## PROBLEM
The entire listing is to be repeated verbatim.

Begin GIVEN DATA

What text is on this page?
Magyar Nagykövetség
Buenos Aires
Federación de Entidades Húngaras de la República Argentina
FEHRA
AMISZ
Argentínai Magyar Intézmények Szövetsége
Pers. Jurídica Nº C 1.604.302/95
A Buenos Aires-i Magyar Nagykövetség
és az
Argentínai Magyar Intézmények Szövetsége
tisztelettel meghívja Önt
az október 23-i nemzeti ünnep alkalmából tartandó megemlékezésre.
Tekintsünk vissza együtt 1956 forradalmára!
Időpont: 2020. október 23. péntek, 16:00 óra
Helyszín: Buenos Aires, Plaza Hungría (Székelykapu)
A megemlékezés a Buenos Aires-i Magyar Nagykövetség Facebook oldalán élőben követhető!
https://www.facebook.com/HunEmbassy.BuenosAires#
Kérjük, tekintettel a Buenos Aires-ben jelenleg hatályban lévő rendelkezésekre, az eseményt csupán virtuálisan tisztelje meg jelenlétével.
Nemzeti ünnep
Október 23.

End GIVEN DATA

## THE OUTPUT
What text is on this page?
Magyar Nagykövetség
Buenos Aires
Federación de Entidades Húngaras de la República Argentina
FEHRA
AMISZ
Argentínai Magyar Intézmények Szövetsége
Pers. Jurídica Nº C 1.604.302/95
A Buenos Aires-i Magyar Nagykövetség
és az
Argentínai Magyar Intézmények Szövetsége
tisztelettel meghívja Önt
az október 23-i nemzeti ünnep alkalmából tartandó megemlékezésre.
Tekintsünk vissza együtt 1956 forradalmára!
Időpont: 2020. október 23. péntek, 16:00 óra
Helyszín: Buenos Aires, Plaza Hungría (Székelykapu)
A megemlékezés a Buenos Aires-i Magyar Nagykövetség Facebook oldalán élőben követhető!
https://www.facebook.com/HunEmbassy.BuenosAires#
Kérjük, tekintettel a Buenos Aires-ben jelenleg hatályban lévő rendelkezésekre, az eseményt csupán virtuálisan tisztelje meg jelenlétével.
Nemzeti ünnep
Október 23.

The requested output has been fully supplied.